THE REQUEST
Copy out each line of the listing that has the word "status" in it.

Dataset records
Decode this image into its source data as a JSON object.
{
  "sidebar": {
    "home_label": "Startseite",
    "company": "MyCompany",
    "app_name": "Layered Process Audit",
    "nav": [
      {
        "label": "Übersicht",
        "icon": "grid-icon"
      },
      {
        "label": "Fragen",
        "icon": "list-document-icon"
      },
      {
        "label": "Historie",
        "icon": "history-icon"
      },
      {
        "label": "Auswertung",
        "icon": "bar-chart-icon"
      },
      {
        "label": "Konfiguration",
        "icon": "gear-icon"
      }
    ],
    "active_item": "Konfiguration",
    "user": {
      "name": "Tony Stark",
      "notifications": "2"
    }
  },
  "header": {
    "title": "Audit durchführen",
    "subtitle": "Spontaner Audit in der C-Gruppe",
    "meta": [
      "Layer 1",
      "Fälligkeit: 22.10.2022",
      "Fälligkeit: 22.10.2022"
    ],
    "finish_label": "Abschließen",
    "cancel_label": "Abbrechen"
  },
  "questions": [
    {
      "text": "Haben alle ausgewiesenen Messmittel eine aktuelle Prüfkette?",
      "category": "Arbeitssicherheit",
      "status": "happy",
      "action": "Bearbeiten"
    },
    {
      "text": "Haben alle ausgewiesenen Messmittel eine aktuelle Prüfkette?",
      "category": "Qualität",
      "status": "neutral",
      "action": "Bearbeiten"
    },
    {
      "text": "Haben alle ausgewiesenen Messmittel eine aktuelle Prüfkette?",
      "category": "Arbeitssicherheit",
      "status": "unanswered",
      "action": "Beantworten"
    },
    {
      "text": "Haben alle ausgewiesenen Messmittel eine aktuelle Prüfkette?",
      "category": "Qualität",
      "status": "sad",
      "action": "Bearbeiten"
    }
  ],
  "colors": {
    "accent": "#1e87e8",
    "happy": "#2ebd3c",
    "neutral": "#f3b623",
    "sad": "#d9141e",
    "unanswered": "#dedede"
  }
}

EXERCISE RESPONSE
      "status": "happy",
      "status": "neutral",
      "status": "unanswered",
      "status": "sad",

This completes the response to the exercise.